[AIM OF THE EXERCISE] Render every line of the records below as a numbered list, leaving out any blank lines.
::: GIVEN INFORMATION :::
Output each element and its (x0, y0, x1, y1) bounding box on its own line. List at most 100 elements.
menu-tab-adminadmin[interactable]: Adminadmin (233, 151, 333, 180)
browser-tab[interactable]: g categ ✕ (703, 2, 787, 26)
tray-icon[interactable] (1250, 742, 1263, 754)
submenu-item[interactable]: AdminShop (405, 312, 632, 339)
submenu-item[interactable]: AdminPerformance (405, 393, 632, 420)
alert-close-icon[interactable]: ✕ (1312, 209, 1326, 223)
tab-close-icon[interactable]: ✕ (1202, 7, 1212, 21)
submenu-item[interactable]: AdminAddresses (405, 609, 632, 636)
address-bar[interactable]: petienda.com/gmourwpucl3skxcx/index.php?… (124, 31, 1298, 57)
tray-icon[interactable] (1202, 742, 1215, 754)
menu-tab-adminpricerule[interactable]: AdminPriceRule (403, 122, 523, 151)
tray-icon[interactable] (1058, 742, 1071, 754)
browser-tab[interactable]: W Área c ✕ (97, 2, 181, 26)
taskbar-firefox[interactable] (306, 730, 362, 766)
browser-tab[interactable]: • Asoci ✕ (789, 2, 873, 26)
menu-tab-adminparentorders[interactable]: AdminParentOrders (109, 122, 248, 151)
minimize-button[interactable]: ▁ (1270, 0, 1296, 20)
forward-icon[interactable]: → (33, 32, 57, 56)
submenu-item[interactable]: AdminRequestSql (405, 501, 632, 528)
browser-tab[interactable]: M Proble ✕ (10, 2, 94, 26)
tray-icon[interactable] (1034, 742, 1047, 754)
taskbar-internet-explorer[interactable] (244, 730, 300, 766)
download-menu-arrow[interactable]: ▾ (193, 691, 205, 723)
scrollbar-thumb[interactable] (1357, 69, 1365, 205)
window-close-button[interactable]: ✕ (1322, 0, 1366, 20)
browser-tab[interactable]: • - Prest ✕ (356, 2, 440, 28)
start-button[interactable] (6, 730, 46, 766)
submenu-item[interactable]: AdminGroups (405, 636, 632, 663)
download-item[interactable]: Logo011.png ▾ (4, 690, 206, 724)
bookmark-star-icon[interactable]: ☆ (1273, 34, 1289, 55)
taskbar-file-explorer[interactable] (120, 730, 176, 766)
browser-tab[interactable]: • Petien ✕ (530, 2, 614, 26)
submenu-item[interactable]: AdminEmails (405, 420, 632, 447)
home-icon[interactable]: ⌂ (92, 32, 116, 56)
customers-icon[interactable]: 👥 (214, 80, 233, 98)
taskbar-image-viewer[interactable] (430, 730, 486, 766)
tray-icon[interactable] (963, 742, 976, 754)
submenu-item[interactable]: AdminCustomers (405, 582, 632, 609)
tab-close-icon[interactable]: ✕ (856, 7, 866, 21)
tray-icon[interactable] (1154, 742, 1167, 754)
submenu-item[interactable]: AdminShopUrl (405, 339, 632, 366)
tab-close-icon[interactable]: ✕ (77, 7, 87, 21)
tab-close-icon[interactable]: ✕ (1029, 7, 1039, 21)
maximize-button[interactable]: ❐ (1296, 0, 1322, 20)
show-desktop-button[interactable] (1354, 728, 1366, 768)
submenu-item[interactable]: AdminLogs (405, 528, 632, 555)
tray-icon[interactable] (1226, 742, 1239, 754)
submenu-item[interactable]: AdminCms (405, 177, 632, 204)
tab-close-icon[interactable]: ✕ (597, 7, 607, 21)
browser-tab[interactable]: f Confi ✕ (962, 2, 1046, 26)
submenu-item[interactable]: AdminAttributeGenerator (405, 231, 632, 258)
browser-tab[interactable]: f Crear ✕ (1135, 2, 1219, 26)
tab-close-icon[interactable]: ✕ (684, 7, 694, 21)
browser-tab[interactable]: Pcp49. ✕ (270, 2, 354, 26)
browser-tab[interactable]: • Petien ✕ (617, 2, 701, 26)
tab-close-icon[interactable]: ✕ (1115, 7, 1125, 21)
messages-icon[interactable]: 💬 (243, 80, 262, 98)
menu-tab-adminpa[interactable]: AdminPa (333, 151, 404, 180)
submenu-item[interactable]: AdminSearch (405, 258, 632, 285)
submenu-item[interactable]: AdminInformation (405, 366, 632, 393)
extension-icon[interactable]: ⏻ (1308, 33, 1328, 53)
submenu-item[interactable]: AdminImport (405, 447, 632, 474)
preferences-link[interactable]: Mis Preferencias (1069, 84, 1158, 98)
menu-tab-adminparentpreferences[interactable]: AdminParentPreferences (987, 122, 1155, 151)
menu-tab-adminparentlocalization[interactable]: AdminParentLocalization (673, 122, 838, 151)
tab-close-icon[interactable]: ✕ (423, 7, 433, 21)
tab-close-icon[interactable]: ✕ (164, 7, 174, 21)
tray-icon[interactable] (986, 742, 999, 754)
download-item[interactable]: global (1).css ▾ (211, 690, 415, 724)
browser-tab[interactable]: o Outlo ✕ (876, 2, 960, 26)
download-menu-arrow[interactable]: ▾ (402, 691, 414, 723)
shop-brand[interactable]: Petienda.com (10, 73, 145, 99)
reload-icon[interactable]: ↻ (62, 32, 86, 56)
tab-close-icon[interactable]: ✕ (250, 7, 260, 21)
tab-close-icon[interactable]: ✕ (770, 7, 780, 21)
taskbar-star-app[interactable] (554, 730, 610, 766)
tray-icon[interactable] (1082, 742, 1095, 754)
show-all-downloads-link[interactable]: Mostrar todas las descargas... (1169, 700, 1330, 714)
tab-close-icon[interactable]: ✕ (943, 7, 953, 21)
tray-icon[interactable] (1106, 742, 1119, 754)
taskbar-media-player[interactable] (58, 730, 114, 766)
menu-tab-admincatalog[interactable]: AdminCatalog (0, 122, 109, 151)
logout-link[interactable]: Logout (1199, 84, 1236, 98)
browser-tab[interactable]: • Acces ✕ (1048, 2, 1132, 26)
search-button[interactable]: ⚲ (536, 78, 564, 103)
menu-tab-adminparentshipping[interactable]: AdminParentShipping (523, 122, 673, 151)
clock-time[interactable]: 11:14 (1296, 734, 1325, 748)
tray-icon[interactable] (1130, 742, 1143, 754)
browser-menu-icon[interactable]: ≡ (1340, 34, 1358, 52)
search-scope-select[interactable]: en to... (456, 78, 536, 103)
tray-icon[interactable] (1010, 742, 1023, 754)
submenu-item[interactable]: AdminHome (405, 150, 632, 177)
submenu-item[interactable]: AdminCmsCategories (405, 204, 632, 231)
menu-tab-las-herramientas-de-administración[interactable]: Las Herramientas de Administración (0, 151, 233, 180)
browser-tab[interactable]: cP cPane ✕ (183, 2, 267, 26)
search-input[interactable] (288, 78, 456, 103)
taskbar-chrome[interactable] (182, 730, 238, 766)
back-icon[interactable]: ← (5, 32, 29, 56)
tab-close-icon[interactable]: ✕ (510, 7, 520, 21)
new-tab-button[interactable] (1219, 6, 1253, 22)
:::
[RESULT]
1. Output each element and its (x0, y0, x1, y1) bounding box on its own line. List at most 100 elements.
2. menu-tab-adminadmin[interactable]: Adminadmin (233, 151, 333, 180)
3. browser-tab[interactable]: g categ ✕ (703, 2, 787, 26)
4. tray-icon[interactable] (1250, 742, 1263, 754)
5. submenu-item[interactable]: AdminShop (405, 312, 632, 339)
6. submenu-item[interactable]: AdminPerformance (405, 393, 632, 420)
7. alert-close-icon[interactable]: ✕ (1312, 209, 1326, 223)
8. tab-close-icon[interactable]: ✕ (1202, 7, 1212, 21)
9. submenu-item[interactable]: AdminAddresses (405, 609, 632, 636)
10. address-bar[interactable]: petienda.com/gmourwpucl3skxcx/index.php?… (124, 31, 1298, 57)
11. tray-icon[interactable] (1202, 742, 1215, 754)
12. menu-tab-adminpricerule[interactable]: AdminPriceRule (403, 122, 523, 151)
13. tray-icon[interactable] (1058, 742, 1071, 754)
14. browser-tab[interactable]: W Área c ✕ (97, 2, 181, 26)
15. taskbar-firefox[interactable] (306, 730, 362, 766)
16. browser-tab[interactable]: • Asoci ✕ (789, 2, 873, 26)
17. menu-tab-adminparentorders[interactable]: AdminParentOrders (109, 122, 248, 151)
18. minimize-button[interactable]: ▁ (1270, 0, 1296, 20)
19. forward-icon[interactable]: → (33, 32, 57, 56)
20. submenu-item[interactable]: AdminRequestSql (405, 501, 632, 528)
21. browser-tab[interactable]: M Proble ✕ (10, 2, 94, 26)
22. tray-icon[interactable] (1034, 742, 1047, 754)
23. taskbar-internet-explorer[interactable] (244, 730, 300, 766)
24. download-menu-arrow[interactable]: ▾ (193, 691, 205, 723)
25. scrollbar-thumb[interactable] (1357, 69, 1365, 205)
26. window-close-button[interactable]: ✕ (1322, 0, 1366, 20)
27. browser-tab[interactable]: • - Prest ✕ (356, 2, 440, 28)
28. start-button[interactable] (6, 730, 46, 766)
29. submenu-item[interactable]: AdminGroups (405, 636, 632, 663)
30. download-item[interactable]: Logo011.png ▾ (4, 690, 206, 724)
31. bookmark-star-icon[interactable]: ☆ (1273, 34, 1289, 55)
32. taskbar-file-explorer[interactable] (120, 730, 176, 766)
33. browser-tab[interactable]: • Petien ✕ (530, 2, 614, 26)
34. submenu-item[interactable]: AdminEmails (405, 420, 632, 447)
35. home-icon[interactable]: ⌂ (92, 32, 116, 56)
36. customers-icon[interactable]: 👥 (214, 80, 233, 98)
37. taskbar-image-viewer[interactable] (430, 730, 486, 766)
38. tray-icon[interactable] (963, 742, 976, 754)
39. submenu-item[interactable]: AdminCustomers (405, 582, 632, 609)
40. tab-close-icon[interactable]: ✕ (856, 7, 866, 21)
41. tray-icon[interactable] (1154, 742, 1167, 754)
42. submenu-item[interactable]: AdminShopUrl (405, 339, 632, 366)
43. tab-close-icon[interactable]: ✕ (77, 7, 87, 21)
44. tab-close-icon[interactable]: ✕ (1029, 7, 1039, 21)
45. maximize-button[interactable]: ❐ (1296, 0, 1322, 20)
46. show-desktop-button[interactable] (1354, 728, 1366, 768)
47. submenu-item[interactable]: AdminLogs (405, 528, 632, 555)
48. tray-icon[interactable] (1226, 742, 1239, 754)
49. submenu-item[interactable]: AdminCms (405, 177, 632, 204)
50. tab-close-icon[interactable]: ✕ (597, 7, 607, 21)
51. browser-tab[interactable]: f Confi ✕ (962, 2, 1046, 26)
52. submenu-item[interactable]: AdminAttributeGenerator (405, 231, 632, 258)
53. browser-tab[interactable]: f Crear ✕ (1135, 2, 1219, 26)
54. tab-close-icon[interactable]: ✕ (684, 7, 694, 21)
55. browser-tab[interactable]: Pcp49. ✕ (270, 2, 354, 26)
56. browser-tab[interactable]: • Petien ✕ (617, 2, 701, 26)
57. tab-close-icon[interactable]: ✕ (1115, 7, 1125, 21)
58. messages-icon[interactable]: 💬 (243, 80, 262, 98)
59. menu-tab-adminpa[interactable]: AdminPa (333, 151, 404, 180)
60. submenu-item[interactable]: AdminSearch (405, 258, 632, 285)
61. submenu-item[interactable]: AdminInformation (405, 366, 632, 393)
62. extension-icon[interactable]: ⏻ (1308, 33, 1328, 53)
63. submenu-item[interactable]: AdminImport (405, 447, 632, 474)
64. preferences-link[interactable]: Mis Preferencias (1069, 84, 1158, 98)
65. menu-tab-adminparentpreferences[interactable]: AdminParentPreferences (987, 122, 1155, 151)
66. menu-tab-adminparentlocalization[interactable]: AdminParentLocalization (673, 122, 838, 151)
67. tab-close-icon[interactable]: ✕ (423, 7, 433, 21)
68. tab-close-icon[interactable]: ✕ (164, 7, 174, 21)
69. tray-icon[interactable] (986, 742, 999, 754)
70. download-item[interactable]: global (1).css ▾ (211, 690, 415, 724)
71. browser-tab[interactable]: o Outlo ✕ (876, 2, 960, 26)
72. download-menu-arrow[interactable]: ▾ (402, 691, 414, 723)
73. shop-brand[interactable]: Petienda.com (10, 73, 145, 99)
74. reload-icon[interactable]: ↻ (62, 32, 86, 56)
75. tab-close-icon[interactable]: ✕ (250, 7, 260, 21)
76. tab-close-icon[interactable]: ✕ (770, 7, 780, 21)
77. taskbar-star-app[interactable] (554, 730, 610, 766)
78. tray-icon[interactable] (1082, 742, 1095, 754)
79. show-all-downloads-link[interactable]: Mostrar todas las descargas... (1169, 700, 1330, 714)
80. tab-close-icon[interactable]: ✕ (943, 7, 953, 21)
81. tray-icon[interactable] (1106, 742, 1119, 754)
82. taskbar-media-player[interactable] (58, 730, 114, 766)
83. menu-tab-admincatalog[interactable]: AdminCatalog (0, 122, 109, 151)
84. logout-link[interactable]: Logout (1199, 84, 1236, 98)
85. browser-tab[interactable]: • Acces ✕ (1048, 2, 1132, 26)
86. search-button[interactable]: ⚲ (536, 78, 564, 103)
87. menu-tab-adminparentshipping[interactable]: AdminParentShipping (523, 122, 673, 151)
88. clock-time[interactable]: 11:14 (1296, 734, 1325, 748)
89. tray-icon[interactable] (1130, 742, 1143, 754)
90. browser-menu-icon[interactable]: ≡ (1340, 34, 1358, 52)
91. search-scope-select[interactable]: en to... (456, 78, 536, 103)
92. tray-icon[interactable] (1010, 742, 1023, 754)
93. submenu-item[interactable]: AdminHome (405, 150, 632, 177)
94. submenu-item[interactable]: AdminCmsCategories (405, 204, 632, 231)
95. menu-tab-las-herramientas-de-administración[interactable]: Las Herramientas de Administración (0, 151, 233, 180)
96. browser-tab[interactable]: cP cPane ✕ (183, 2, 267, 26)
97. search-input[interactable] (288, 78, 456, 103)
98. taskbar-chrome[interactable] (182, 730, 238, 766)
99. back-icon[interactable]: ← (5, 32, 29, 56)
100. tab-close-icon[interactable]: ✕ (510, 7, 520, 21)
101. new-tab-button[interactable] (1219, 6, 1253, 22)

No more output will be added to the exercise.